防災・食・住の変革に対応できる投資
気象庁の『地球温暖化予測情報第9巻』と環境省の『2100年未来の天気予報(夏)』を併せ読むと、衝撃的な日本列島の姿が容易に想像できてしまい、怖くなります。
地球温暖化対策が上手くいかない場合、55年後(2076年)から79年後(2100年)の変化として、全国平均4・5度以上の気温上昇により、局地的に1時間に100ミリの激しい雨が降り、最大瞬間風速70メートルから90メートルの台風に襲われ、農産物の品質や収穫量も変わってしまう。
風速70メートル超の風や1時間に100ミリを超える雨は、「土木」や「建築」に根本的な変革を促します。しかも、いきなり55年後に起きる変化ではなく、年々気候は変動していくわけですから、生命を守るために、「厳しい気候にも耐え得る土木・建築技術の研究開発」と「防災対策への大胆な投資」を急がなくてはなりません。
「防災対策」は、10年間で約100兆円規模の『中期計画』を策定し、技術革新とともに計画を更新しながら継続していくべき重要な「危機管理投資」です。
気候変動によって、「食」も「住」も、現在とは大きく変わるでしょう。世界的な「水ストレス人口の増大」も避けられません。55年というと長いようですが、国民の「食」と「住」が変わるには、1世代の時間が必要。今から優先順位を決め、取り組みを加速させるべきです。
「農業」については、気候変動に対応しつつ、データを駆使し、生態系を持続させる形に転換させることになるでしょう。
農地や牧地に止まらず河川流域全体や市街地全体を再設計する「グリーンインフラ技術」が注目されています。同じ変化に見舞われる諸外国に関連技術や産業は輸出できるので、同分野への投資は「危機管理投資」と同時に「成長投資」にもなる。
これらの課題については、現内閣では政策が体系化・具体化されていないので、集中的な検討をしなければなりません。
「老朽化した集合住宅の増改築投資」も、喫緊の課題です。
国土交通省が老朽化した集合住宅の建て替えを促進するために容積率を増やす『省令』 『告示』の改正を行うことが追い風になるはずですが、「空き住まい部分の買い取り」「増改築」「管理・売却の代行」を一体的に行う仕組みを整備する必要があります。UR(都市再生機構)の機能を強化し、実施自治体を支援する財政措置を新設することが現実的です。
# # # # # # #
課題一覧:
1 – 次の(a)〜(c)が抜粋の内容と合っているかを「はい」か「いいえ」で答え、判断の決め手となる抜粋中の語句をそのまま引用せよ。
(a) 温暖化対策が上手くいかない場合、全国平均で4.5度以上の気温上昇が起きるとされている。
(b) 防災対策の中期計画は、5年間で約50兆円規模とされている。
(c) グリーンインフラ関連の技術や産業は、国内でしか活用できないとされている。
2 – 抜粋に基づき、次の問いに答えよ。
(a) 襲来する台風の最大瞬間風速はどの範囲とされているか。
(b) 国民の「食」と「住」が変わるには、どれだけの時間が必要とされているか。
(c) 機能を強化することが現実的だとされている組織は何か。
3 – 抜粋のうち、「農地や牧地に止まらず河川流域」を含む箇所から書き始め、「検討をしなければなりません。」の後で止めて、そのまま打ち直せ。

提供情報:
# # # # # # #
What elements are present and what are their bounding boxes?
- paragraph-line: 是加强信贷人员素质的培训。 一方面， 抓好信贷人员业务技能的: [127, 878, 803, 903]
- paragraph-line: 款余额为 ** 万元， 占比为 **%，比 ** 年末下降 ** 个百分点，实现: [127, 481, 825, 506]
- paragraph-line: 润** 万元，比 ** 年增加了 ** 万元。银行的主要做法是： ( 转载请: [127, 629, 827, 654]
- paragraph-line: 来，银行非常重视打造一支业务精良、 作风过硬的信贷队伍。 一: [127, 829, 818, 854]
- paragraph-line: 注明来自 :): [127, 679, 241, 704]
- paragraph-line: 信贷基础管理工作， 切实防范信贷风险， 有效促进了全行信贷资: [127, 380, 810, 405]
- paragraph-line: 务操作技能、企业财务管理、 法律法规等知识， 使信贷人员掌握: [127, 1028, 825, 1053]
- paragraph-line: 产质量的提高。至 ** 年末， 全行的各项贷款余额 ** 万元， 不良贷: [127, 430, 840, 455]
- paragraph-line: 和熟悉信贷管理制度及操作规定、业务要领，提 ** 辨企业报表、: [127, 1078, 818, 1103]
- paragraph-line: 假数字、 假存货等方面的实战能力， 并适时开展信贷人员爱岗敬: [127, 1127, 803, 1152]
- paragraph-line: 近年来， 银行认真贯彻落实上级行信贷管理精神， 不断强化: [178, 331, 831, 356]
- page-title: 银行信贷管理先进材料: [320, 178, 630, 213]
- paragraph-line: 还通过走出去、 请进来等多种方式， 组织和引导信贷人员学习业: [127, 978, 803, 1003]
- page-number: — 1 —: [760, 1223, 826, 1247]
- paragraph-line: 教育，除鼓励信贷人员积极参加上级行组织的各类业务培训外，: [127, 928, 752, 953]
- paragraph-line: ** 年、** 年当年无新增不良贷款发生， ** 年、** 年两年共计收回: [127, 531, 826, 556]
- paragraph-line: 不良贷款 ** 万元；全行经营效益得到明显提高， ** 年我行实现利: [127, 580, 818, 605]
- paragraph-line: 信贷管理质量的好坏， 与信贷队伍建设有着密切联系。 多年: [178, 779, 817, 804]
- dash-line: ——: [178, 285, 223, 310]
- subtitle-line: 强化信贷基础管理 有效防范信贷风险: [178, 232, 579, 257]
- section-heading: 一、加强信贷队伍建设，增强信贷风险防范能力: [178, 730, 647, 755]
# # # # # # #
課題別解答:
1 –
(a) はい　「全国平均4・5度以上の気温上昇により」
(b) いいえ　「10年間で約100兆円規模の『中期計画』を策定し」
(c) いいえ　「同じ変化に見舞われる諸外国に関連技術や産業は輸出できる」

2 –
(a) 70メートルから90メートル
(b) 1世代の時間
(c) UR(都市再生機構)

3 –
農地や牧地に止まらず河川流域全体や市街地全体を再設計する「グリーンインフラ技術」が注目されています。同じ変化に見舞われる諸外国に関連技術や産業は輸出できるので、同分野への投資は「危機管理投資」と同時に「成長投資」にもなる。
これらの課題については、現内閣では政策が体系化・具体化されていないので、集中的な検討をしなければなりません。